>> Begin

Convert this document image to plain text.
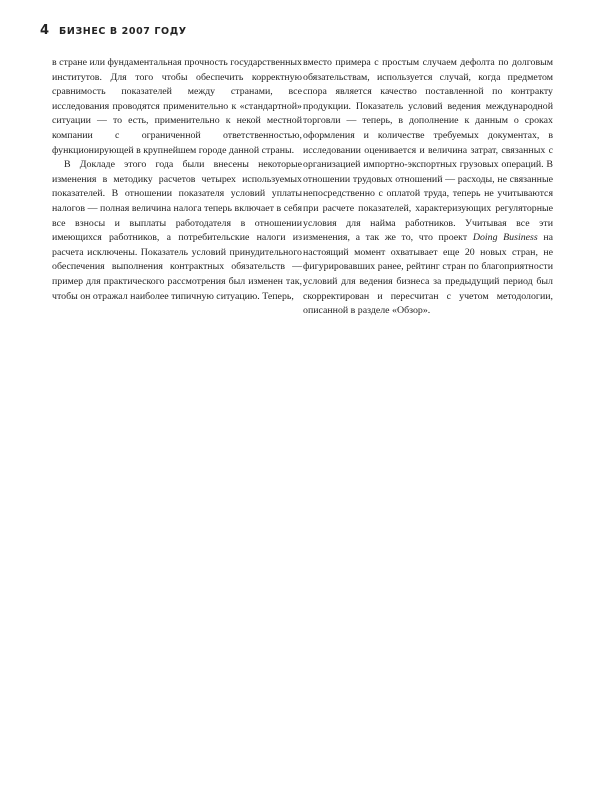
4 БИЗНЕС В 2007 ГОДУ

в стране или фундаментальная прочность государственных институтов. Для того чтобы обеспечить корректную сравнимость показателей между странами, все исследования проводятся применительно к «стандартной» ситуации — то есть, применительно к некой местной компании с ограниченной ответственностью, функционирующей в крупнейшем городе данной страны.

В Докладе этого года были внесены некоторые изменения в методику расчетов четырех используемых показателей. В отношении показателя условий уплаты налогов — полная величина налога теперь включает в себя все взносы и выплаты работодателя в отношении имеющихся работников, а потребительские налоги из расчета исключены. Показатель условий принудительного обеспечения выполнения контрактных обязательств — пример для практического рассмотрения был изменен так, чтобы он отражал наиболее типичную ситуацию. Теперь,

вместо примера с простым случаем дефолта по долговым обязательствам, используется случай, когда предметом спора является качество поставленной по контракту продукции. Показатель условий ведения международной торговли — теперь, в дополнение к данным о сроках оформления и количестве требуемых документах, в исследовании оценивается и величина затрат, связанных с организацией импортно-экспортных грузовых операций. В отношении трудовых отношений — расходы, не связанные непосредственно с оплатой труда, теперь не учитываются при расчете показателей, характеризующих регуляторные условия для найма работников. Учитывая все эти изменения, а так же то, что проект Doing Business на настоящий момент охватывает еще 20 новых стран, не фигурировавших ранее, рейтинг стран по благоприятности условий для ведения бизнеса за предыдущий период был скорректирован и пересчитан с учетом методологии, описанной в разделе «Обзор».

>> End

## WORK TO DO
All of the material above needs to be restated exactly, with no pictures.

## SOLUTION TO THIS PROBLEM
Convert this document image to plain text.
4 БИЗНЕС В 2007 ГОДУ

в стране или фундаментальная прочность государственных институтов. Для того чтобы обеспечить корректную сравнимость показателей между странами, все исследования проводятся применительно к «стандартной» ситуации — то есть, применительно к некой местной компании с ограниченной ответственностью, функционирующей в крупнейшем городе данной страны.

В Докладе этого года были внесены некоторые изменения в методику расчетов четырех используемых показателей. В отношении показателя условий уплаты налогов — полная величина налога теперь включает в себя все взносы и выплаты работодателя в отношении имеющихся работников, а потребительские налоги из расчета исключены. Показатель условий принудительного обеспечения выполнения контрактных обязательств — пример для практического рассмотрения был изменен так, чтобы он отражал наиболее типичную ситуацию. Теперь,

вместо примера с простым случаем дефолта по долговым обязательствам, используется случай, когда предметом спора является качество поставленной по контракту продукции. Показатель условий ведения международной торговли — теперь, в дополнение к данным о сроках оформления и количестве требуемых документах, в исследовании оценивается и величина затрат, связанных с организацией импортно-экспортных грузовых операций. В отношении трудовых отношений — расходы, не связанные непосредственно с оплатой труда, теперь не учитываются при расчете показателей, характеризующих регуляторные условия для найма работников. Учитывая все эти изменения, а так же то, что проект Doing Business на настоящий момент охватывает еще 20 новых стран, не фигурировавших ранее, рейтинг стран по благоприятности условий для ведения бизнеса за предыдущий период был скорректирован и пересчитан с учетом методологии, описанной в разделе «Обзор».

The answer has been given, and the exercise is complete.